Report the number of lines where the string "right" occurs, and write nothing else.

- Dataset records -
▬▬▬▬▬▬

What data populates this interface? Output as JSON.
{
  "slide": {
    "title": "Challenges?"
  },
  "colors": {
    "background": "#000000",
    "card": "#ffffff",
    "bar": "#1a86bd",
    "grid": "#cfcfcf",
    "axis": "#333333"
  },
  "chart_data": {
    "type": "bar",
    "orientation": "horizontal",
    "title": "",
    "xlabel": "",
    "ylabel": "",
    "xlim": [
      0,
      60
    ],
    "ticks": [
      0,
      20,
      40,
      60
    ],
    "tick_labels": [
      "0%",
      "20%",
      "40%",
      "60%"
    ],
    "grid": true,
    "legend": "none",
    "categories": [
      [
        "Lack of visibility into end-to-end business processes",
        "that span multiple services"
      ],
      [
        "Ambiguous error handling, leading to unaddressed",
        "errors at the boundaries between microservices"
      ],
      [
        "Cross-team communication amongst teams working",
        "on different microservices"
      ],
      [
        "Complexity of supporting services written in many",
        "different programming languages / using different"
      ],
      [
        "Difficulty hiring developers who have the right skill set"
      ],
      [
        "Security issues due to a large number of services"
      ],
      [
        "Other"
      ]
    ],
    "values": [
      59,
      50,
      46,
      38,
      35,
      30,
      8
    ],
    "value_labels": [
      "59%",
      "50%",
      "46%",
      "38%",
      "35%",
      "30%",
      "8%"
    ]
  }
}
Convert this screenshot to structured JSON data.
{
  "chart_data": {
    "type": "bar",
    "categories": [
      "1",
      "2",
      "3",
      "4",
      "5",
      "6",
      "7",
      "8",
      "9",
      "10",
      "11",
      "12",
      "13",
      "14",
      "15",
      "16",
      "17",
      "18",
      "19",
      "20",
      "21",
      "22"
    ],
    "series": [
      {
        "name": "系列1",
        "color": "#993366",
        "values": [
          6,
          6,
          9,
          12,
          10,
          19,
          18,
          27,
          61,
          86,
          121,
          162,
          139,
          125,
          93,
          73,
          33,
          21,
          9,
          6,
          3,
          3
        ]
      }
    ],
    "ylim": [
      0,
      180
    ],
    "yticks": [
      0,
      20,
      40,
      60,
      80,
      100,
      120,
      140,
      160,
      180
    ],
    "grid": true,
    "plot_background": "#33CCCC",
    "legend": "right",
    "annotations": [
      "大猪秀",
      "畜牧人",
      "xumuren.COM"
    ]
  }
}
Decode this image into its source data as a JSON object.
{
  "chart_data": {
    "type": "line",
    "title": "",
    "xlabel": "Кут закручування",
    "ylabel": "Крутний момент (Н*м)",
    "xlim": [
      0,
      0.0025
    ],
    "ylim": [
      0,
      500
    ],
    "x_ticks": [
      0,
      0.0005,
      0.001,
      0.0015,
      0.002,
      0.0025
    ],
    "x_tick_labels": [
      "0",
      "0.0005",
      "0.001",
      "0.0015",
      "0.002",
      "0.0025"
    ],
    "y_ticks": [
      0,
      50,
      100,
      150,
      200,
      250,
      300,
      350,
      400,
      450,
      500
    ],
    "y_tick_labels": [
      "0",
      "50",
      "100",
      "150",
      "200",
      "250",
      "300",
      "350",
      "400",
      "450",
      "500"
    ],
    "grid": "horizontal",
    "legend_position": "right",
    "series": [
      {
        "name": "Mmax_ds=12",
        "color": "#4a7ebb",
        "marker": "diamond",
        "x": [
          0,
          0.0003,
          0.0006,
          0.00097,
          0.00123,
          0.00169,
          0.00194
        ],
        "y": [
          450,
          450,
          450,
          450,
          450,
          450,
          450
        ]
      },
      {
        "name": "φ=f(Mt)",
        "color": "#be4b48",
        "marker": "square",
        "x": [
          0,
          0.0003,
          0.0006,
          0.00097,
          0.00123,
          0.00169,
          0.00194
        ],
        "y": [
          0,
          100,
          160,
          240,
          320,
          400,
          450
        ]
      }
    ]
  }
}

▬▬▬▬▬▬

- Written reply -
3